» Exercise input:
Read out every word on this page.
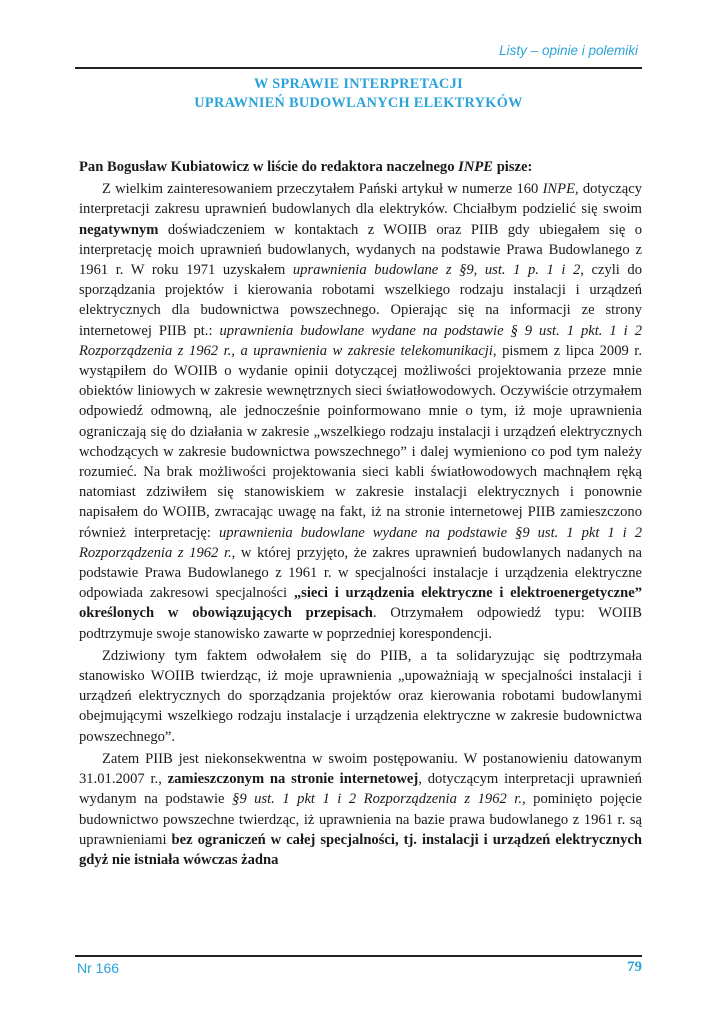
Listy – opinie i polemiki
W SPRAWIE INTERPRETACJI
UPRAWNIEŃ BUDOWLANYCH ELEKTRYKÓW

Pan Bogusław Kubiatowicz w liście do redaktora naczelnego INPE pisze:

Z wielkim zainteresowaniem przeczytałem Pański artykuł w numerze 160 INPE, dotyczący interpretacji zakresu uprawnień budowlanych dla elektryków. Chciałbym podzielić się swoim negatywnym doświadczeniem w kontaktach z WOIIB oraz PIIB gdy ubiegałem się o interpretację moich uprawnień budowlanych, wydanych na podstawie Prawa Budowlanego z 1961 r. W roku 1971 uzyskałem uprawnienia budowlane z §9, ust. 1 p. 1 i 2, czyli do sporządzania projektów i kierowania robotami wszelkiego rodzaju instalacji i urządzeń elektrycznych dla budownictwa powszechnego. Opierając się na informacji ze strony internetowej PIIB pt.: uprawnienia budowlane wydane na podstawie § 9 ust. 1 pkt. 1 i 2 Rozporządzenia z 1962 r., a uprawnienia w zakresie telekomunikacji, pismem z lipca 2009 r. wystąpiłem do WOIIB o wydanie opinii dotyczącej możliwości projektowania przeze mnie obiektów liniowych w zakresie wewnętrznych sieci światłowodowych. Oczywiście otrzymałem odpowiedź odmowną, ale jednocześnie poinformowano mnie o tym, iż moje uprawnienia ograniczają się do działania w zakresie „wszelkiego rodzaju instalacji i urządzeń elektrycznych wchodzących w zakresie budownictwa powszechnego” i dalej wymieniono co pod tym należy rozumieć. Na brak możliwości projektowania sieci kabli światłowodowych machnąłem ręką natomiast zdziwiłem się stanowiskiem w zakresie instalacji elektrycznych i ponownie napisałem do WOIIB, zwracając uwagę na fakt, iż na stronie internetowej PIIB zamieszczono również interpretację: uprawnienia budowlane wydane na podstawie §9 ust. 1 pkt 1 i 2 Rozporządzenia z 1962 r., w której przyjęto, że zakres uprawnień budowlanych nadanych na podstawie Prawa Budowlanego z 1961 r. w specjalności instalacje i urządzenia elektryczne odpowiada zakresowi specjalności „sieci i urządzenia elektryczne i elektroenergetyczne” określonych w obowiązujących przepisach. Otrzymałem odpowiedź typu: WOIIB podtrzymuje swoje stanowisko zawarte w poprzedniej korespondencji.

Zdziwiony tym faktem odwołałem się do PIIB, a ta solidaryzując się podtrzymała stanowisko WOIIB twierdząc, iż moje uprawnienia „upoważniają w specjalności instalacji i urządzeń elektrycznych do sporządzania projektów oraz kierowania robotami budowlanymi obejmującymi wszelkiego rodzaju instalacje i urządzenia elektryczne w zakresie budownictwa powszechnego”.

Zatem PIIB jest niekonsekwentna w swoim postępowaniu. W postanowieniu datowanym 31.01.2007 r., zamieszczonym na stronie internetowej, dotyczącym interpretacji uprawnień wydanym na podstawie §9 ust. 1 pkt 1 i 2 Rozporządzenia z 1962 r., pominięto pojęcie budownictwo powszechne twierdząc, iż uprawnienia na bazie prawa budowlanego z 1961 r. są uprawnieniami bez ograniczeń w całej specjalności, tj. instalacji i urządzeń elektrycznych gdyż nie istniała wówczas żadna

Nr 166	79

» What the exercise asks:
Check each line of the entries above for the word "twierdząc". List the ones that have it.

» Answer for this exercise:
Zdziwiony tym faktem odwołałem się do PIIB, a ta solidaryzując się podtrzymała stanowisko WOIIB twierdząc, iż moje uprawnienia „upoważniają w specjalności instalacji i urządzeń elektrycznych do sporządzania projektów oraz kierowania robotami budowlanymi obejmującymi wszelkiego rodzaju instalacje i urządzenia elektryczne w zakresie budownictwa powszechnego”.
Zatem PIIB jest niekonsekwentna w swoim postępowaniu. W postanowieniu datowanym 31.01.2007 r., zamieszczonym na stronie internetowej, dotyczącym interpretacji uprawnień wydanym na podstawie §9 ust. 1 pkt 1 i 2 Rozporządzenia z 1962 r., pominięto pojęcie budownictwo powszechne twierdząc, iż uprawnienia na bazie prawa budowlanego z 1961 r. są uprawnieniami bez ograniczeń w całej specjalności, tj. instalacji i urządzeń elektrycznych gdyż nie istniała wówczas żadna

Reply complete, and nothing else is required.